WRITTEN EXERCISE: Copy all lines in which the word "повреждение" can be found.

DATASET:

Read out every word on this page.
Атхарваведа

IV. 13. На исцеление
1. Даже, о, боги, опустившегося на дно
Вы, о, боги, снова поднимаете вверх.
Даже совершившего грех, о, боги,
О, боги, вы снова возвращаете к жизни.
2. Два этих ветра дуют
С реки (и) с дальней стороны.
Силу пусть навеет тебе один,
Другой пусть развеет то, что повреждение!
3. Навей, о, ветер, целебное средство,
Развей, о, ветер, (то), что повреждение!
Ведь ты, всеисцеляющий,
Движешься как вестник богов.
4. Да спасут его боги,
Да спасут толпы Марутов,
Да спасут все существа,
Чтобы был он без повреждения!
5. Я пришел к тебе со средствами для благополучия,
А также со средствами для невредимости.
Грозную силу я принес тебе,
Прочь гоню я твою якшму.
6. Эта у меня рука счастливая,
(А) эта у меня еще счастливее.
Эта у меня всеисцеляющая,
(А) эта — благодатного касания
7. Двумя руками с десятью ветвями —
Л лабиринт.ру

TASK OUTPUT:
Другой пусть развеет то, что повреждение!
Развей, о, ветер, (то), что повреждение!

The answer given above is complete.